Document transcription data

======

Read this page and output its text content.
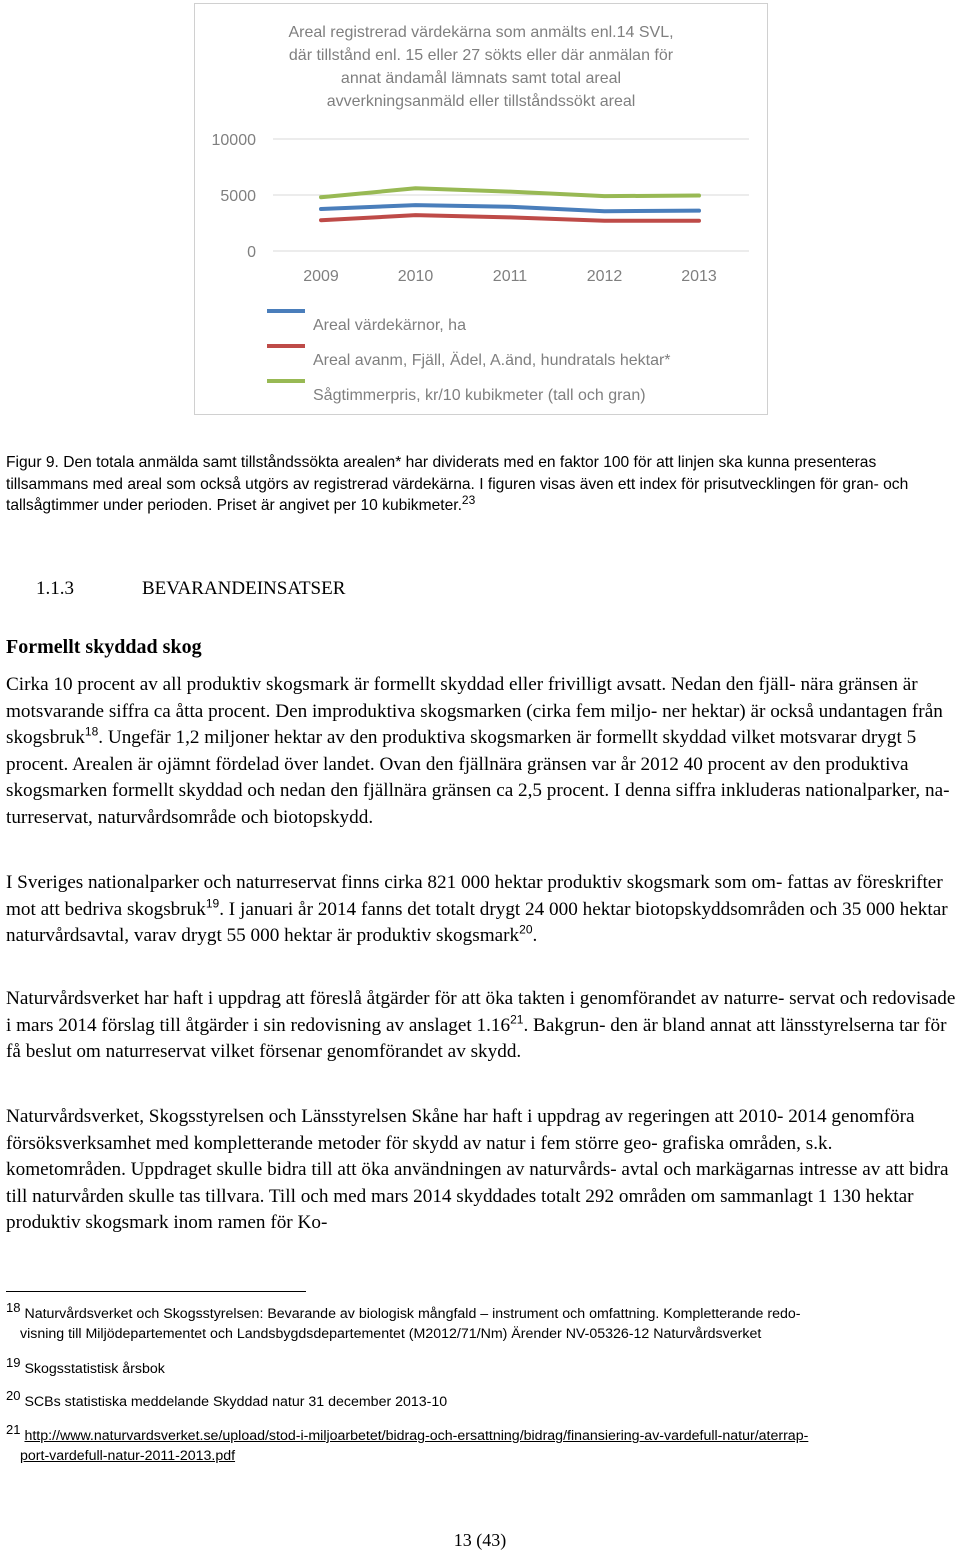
Areal registrerad värdekärna som anmälts enl.14 SVL,
där tillstånd enl. 15 eller 27 sökts eller där anmälan för
annat ändamål lämnats samt total areal
avverkningsanmäld eller tillståndssökt areal
0
5000
10000
2009	2010	2011	2012	2013
Areal värdekärnor, ha
Areal avanm, Fjäll, Ädel, A.änd, hundratals hektar*
Sågtimmerpris, kr/10 kubikmeter (tall och gran)
Figur 9. Den totala anmälda samt tillståndssökta arealen* har dividerats med en faktor 100 för att linjen ska kunna presenteras tillsammans med areal som också utgörs av registrerad värdekärna. I figuren visas även ett index för prisutvecklingen för gran- och tallsågtimmer under perioden. Priset är angivet per 10 kubikmeter.$^{23}$
1.1.3	BEVARANDEINSATSER
Formellt skyddad skog
Cirka 10 procent av all produktiv skogsmark är formellt skyddad eller frivilligt avsatt. Nedan den fjäll- nära gränsen är motsvarande siffra ca åtta procent. Den improduktiva skogsmarken (cirka fem miljo- ner hektar) är också undantagen från skogsbruk$^{18}$. Ungefär 1,2 miljoner hektar av den produktiva skogsmarken är formellt skyddad vilket motsvarar drygt 5 procent. Arealen är ojämnt fördelad över landet. Ovan den fjällnära gränsen var år 2012 40 procent av den produktiva skogsmarken formellt skyddad och nedan den fjällnära gränsen ca 2,5 procent. I denna siffra inkluderas nationalparker, na- turreservat, naturvårdsområde och biotopskydd.
I Sveriges nationalparker och naturreservat finns cirka 821 000 hektar produktiv skogsmark som om- fattas av föreskrifter mot att bedriva skogsbruk$^{19}$. I januari år 2014 fanns det totalt drygt 24 000 hektar biotopskyddsområden och 35 000 hektar naturvårdsavtal, varav drygt 55 000 hektar är produktiv skogsmark$^{20}$.
Naturvårdsverket har haft i uppdrag att föreslå åtgärder för att öka takten i genomförandet av naturre- servat och redovisade i mars 2014 förslag till åtgärder i sin redovisning av anslaget 1.16$^{21}$. Bakgrun- den är bland annat att länsstyrelserna tar för få beslut om naturreservat vilket försenar genomförandet av skydd.
Naturvårdsverket, Skogsstyrelsen och Länsstyrelsen Skåne har haft i uppdrag av regeringen att 2010- 2014 genomföra försöksverksamhet med kompletterande metoder för skydd av natur i fem större geo- grafiska områden, s.k. kometområden. Uppdraget skulle bidra till att öka användningen av naturvårds- avtal och markägarnas intresse av att bidra till naturvården skulle tas tillvara. Till och med mars 2014 skyddades totalt 292 områden om sammanlagt 1 130 hektar produktiv skogsmark inom ramen för Ko-
18 Naturvårdsverket och Skogsstyrelsen: Bevarande av biologisk mångfald – instrument och omfattning. Kompletterande redo-
visning till Miljödepartementet och Landsbygdsdepartementet (M2012/71/Nm) Ärender NV-05326-12 Naturvårdsverket
19 Skogsstatistisk årsbok
20 SCBs statistiska meddelande Skyddad natur 31 december 2013-10
21 http://www.naturvardsverket.se/upload/stod-i-miljoarbetet/bidrag-och-ersattning/bidrag/finansiering-av-vardefull-natur/aterrap-
port-vardefull-natur-2011-2013.pdf
13 (43)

======

#### EXERCISE
Omit every picture, and otherwise quote the entries exactly.

#### EXPECTED ANSWER
Read this page and output its text content.
Areal registrerad värdekärna som anmälts enl.14 SVL,
där tillstånd enl. 15 eller 27 sökts eller där anmälan för
annat ändamål lämnats samt total areal
avverkningsanmäld eller tillståndssökt areal
0
5000
10000
2009	2010	2011	2012	2013
Areal värdekärnor, ha
Areal avanm, Fjäll, Ädel, A.änd, hundratals hektar*
Sågtimmerpris, kr/10 kubikmeter (tall och gran)
Figur 9. Den totala anmälda samt tillståndssökta arealen* har dividerats med en faktor 100 för att linjen ska kunna presenteras tillsammans med areal som också utgörs av registrerad värdekärna. I figuren visas även ett index för prisutvecklingen för gran- och tallsågtimmer under perioden. Priset är angivet per 10 kubikmeter.$^{23}$
1.1.3	BEVARANDEINSATSER
Formellt skyddad skog
Cirka 10 procent av all produktiv skogsmark är formellt skyddad eller frivilligt avsatt. Nedan den fjäll- nära gränsen är motsvarande siffra ca åtta procent. Den improduktiva skogsmarken (cirka fem miljo- ner hektar) är också undantagen från skogsbruk$^{18}$. Ungefär 1,2 miljoner hektar av den produktiva skogsmarken är formellt skyddad vilket motsvarar drygt 5 procent. Arealen är ojämnt fördelad över landet. Ovan den fjällnära gränsen var år 2012 40 procent av den produktiva skogsmarken formellt skyddad och nedan den fjällnära gränsen ca 2,5 procent. I denna siffra inkluderas nationalparker, na- turreservat, naturvårdsområde och biotopskydd.
I Sveriges nationalparker och naturreservat finns cirka 821 000 hektar produktiv skogsmark som om- fattas av föreskrifter mot att bedriva skogsbruk$^{19}$. I januari år 2014 fanns det totalt drygt 24 000 hektar biotopskyddsområden och 35 000 hektar naturvårdsavtal, varav drygt 55 000 hektar är produktiv skogsmark$^{20}$.
Naturvårdsverket har haft i uppdrag att föreslå åtgärder för att öka takten i genomförandet av naturre- servat och redovisade i mars 2014 förslag till åtgärder i sin redovisning av anslaget 1.16$^{21}$. Bakgrun- den är bland annat att länsstyrelserna tar för få beslut om naturreservat vilket försenar genomförandet av skydd.
Naturvårdsverket, Skogsstyrelsen och Länsstyrelsen Skåne har haft i uppdrag av regeringen att 2010- 2014 genomföra försöksverksamhet med kompletterande metoder för skydd av natur i fem större geo- grafiska områden, s.k. kometområden. Uppdraget skulle bidra till att öka användningen av naturvårds- avtal och markägarnas intresse av att bidra till naturvården skulle tas tillvara. Till och med mars 2014 skyddades totalt 292 områden om sammanlagt 1 130 hektar produktiv skogsmark inom ramen för Ko-
18 Naturvårdsverket och Skogsstyrelsen: Bevarande av biologisk mångfald – instrument och omfattning. Kompletterande redo-
visning till Miljödepartementet och Landsbygdsdepartementet (M2012/71/Nm) Ärender NV-05326-12 Naturvårdsverket
19 Skogsstatistisk årsbok
20 SCBs statistiska meddelande Skyddad natur 31 december 2013-10
21 http://www.naturvardsverket.se/upload/stod-i-miljoarbetet/bidrag-och-ersattning/bidrag/finansiering-av-vardefull-natur/aterrap-
port-vardefull-natur-2011-2013.pdf
13 (43)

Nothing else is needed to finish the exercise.